Dataset excerpt
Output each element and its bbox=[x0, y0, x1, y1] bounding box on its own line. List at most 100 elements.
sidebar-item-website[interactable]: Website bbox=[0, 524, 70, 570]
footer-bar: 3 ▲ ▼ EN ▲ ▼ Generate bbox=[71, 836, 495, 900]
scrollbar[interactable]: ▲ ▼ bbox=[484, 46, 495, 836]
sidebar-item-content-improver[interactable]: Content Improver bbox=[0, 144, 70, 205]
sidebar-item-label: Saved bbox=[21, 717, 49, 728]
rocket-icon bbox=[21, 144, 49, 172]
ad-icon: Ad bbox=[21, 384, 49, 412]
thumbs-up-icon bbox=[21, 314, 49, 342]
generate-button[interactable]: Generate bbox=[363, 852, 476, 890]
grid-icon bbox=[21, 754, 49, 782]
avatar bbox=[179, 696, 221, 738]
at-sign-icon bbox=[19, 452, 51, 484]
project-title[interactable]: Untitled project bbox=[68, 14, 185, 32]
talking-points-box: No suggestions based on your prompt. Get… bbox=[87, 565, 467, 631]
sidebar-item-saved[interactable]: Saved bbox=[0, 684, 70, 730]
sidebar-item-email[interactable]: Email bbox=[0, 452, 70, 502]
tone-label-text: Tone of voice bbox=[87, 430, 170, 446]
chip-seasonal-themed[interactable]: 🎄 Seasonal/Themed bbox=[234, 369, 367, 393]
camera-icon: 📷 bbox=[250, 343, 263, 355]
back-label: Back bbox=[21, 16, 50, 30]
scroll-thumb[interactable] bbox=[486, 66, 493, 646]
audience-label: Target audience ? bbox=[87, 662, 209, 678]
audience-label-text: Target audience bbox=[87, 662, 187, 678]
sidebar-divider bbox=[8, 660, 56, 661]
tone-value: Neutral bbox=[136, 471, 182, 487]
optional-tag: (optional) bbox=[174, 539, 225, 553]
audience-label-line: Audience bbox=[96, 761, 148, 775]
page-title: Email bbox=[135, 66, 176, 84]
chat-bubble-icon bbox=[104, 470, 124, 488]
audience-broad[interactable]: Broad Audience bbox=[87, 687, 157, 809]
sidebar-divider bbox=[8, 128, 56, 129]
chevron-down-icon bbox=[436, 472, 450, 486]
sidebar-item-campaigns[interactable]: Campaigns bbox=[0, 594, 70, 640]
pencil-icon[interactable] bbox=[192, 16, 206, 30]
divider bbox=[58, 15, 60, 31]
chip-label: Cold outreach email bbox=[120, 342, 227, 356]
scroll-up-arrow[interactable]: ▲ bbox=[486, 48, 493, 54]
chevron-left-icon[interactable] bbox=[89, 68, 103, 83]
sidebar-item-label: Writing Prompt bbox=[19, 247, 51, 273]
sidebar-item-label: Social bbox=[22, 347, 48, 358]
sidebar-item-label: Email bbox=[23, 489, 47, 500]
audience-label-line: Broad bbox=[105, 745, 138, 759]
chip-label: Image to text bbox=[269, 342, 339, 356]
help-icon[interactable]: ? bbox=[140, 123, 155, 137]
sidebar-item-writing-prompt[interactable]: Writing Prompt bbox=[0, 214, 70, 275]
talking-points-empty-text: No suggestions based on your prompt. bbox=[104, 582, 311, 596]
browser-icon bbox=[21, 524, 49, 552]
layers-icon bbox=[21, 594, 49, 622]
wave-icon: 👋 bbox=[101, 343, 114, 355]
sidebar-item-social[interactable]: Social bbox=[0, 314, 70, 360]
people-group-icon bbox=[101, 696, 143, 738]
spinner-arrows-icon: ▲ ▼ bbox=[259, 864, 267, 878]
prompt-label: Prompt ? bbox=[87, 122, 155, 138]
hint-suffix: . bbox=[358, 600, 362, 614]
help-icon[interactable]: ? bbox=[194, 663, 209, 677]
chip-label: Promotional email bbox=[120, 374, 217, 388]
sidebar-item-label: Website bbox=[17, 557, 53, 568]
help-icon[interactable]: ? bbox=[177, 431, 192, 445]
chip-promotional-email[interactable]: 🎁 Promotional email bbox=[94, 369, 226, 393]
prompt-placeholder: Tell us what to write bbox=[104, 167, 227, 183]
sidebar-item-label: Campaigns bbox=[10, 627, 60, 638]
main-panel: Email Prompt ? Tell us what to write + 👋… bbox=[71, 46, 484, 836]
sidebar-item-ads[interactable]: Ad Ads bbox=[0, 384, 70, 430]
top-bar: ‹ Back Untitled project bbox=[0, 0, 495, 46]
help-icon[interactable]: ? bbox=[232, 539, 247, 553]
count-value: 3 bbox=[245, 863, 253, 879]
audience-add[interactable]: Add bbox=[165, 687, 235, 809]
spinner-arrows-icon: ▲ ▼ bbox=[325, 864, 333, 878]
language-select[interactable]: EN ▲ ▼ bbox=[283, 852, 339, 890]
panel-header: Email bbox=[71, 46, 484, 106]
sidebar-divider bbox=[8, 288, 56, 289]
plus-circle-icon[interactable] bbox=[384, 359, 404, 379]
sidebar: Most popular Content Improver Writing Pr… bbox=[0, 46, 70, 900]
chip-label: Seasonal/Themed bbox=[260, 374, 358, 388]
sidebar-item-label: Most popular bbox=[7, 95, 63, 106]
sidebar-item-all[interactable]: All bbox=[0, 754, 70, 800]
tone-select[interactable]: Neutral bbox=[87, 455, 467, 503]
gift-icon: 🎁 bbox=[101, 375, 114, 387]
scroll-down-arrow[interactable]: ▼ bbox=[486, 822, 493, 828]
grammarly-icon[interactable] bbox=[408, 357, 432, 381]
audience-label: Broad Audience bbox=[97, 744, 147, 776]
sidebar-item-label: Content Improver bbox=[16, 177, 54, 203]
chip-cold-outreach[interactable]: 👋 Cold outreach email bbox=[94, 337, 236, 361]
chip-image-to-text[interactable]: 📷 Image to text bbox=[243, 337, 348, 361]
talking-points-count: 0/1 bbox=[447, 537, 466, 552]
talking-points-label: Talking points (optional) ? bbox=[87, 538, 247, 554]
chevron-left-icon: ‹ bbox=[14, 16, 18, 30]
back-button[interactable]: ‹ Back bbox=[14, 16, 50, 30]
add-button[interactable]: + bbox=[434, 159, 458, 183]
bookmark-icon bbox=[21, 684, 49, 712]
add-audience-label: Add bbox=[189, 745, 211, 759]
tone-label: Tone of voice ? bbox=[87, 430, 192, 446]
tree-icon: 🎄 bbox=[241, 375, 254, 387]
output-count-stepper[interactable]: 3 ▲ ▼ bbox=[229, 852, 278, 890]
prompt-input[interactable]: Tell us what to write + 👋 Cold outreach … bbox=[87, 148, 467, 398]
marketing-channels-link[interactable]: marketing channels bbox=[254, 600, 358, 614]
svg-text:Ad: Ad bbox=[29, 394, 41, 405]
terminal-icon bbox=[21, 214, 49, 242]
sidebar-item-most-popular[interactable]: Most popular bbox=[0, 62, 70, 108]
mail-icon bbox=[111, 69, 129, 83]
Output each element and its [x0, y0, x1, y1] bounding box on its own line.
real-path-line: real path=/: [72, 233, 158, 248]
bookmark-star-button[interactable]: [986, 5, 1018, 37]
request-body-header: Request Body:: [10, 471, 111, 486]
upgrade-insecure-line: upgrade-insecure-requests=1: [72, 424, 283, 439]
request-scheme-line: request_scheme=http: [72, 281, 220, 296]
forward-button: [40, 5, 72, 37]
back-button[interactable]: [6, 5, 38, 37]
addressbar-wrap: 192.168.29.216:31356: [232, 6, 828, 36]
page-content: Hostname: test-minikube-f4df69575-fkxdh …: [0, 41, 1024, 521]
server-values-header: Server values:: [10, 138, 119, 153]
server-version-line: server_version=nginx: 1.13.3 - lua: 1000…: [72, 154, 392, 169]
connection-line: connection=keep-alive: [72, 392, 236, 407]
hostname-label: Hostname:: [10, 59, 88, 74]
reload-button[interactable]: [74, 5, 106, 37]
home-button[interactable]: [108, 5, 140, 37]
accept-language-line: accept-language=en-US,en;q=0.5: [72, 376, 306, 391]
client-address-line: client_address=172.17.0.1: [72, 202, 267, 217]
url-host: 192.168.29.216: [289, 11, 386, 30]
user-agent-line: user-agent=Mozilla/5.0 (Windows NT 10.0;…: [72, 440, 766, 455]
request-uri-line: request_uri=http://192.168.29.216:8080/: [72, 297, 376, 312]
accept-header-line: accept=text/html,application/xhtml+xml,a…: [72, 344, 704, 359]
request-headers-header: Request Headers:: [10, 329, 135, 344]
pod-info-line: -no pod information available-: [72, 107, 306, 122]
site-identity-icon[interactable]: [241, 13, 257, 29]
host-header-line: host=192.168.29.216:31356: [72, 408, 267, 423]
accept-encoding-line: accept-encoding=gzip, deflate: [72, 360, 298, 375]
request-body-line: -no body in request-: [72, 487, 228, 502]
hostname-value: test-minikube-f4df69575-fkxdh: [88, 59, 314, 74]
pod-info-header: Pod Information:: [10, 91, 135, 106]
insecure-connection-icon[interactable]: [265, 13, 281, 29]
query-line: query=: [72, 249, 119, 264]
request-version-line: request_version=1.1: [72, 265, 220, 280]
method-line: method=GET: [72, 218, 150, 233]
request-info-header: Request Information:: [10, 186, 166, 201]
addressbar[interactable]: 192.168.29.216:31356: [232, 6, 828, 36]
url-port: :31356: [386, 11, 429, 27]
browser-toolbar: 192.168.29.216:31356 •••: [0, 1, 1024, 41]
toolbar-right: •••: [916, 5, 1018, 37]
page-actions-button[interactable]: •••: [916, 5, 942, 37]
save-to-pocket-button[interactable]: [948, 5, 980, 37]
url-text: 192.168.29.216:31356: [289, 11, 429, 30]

- _The task_: Please return the rows above unchanged, beginning with the first row and stopping after the row that contains "footer-bar: 3 ▲".

- _Exercise response_:
Output each element and its bbox=[x0, y0, x1, y1] bounding box on its own line. List at most 100 elements.
sidebar-item-website[interactable]: Website bbox=[0, 524, 70, 570]
footer-bar: 3 ▲ ▼ EN ▲ ▼ Generate bbox=[71, 836, 495, 900]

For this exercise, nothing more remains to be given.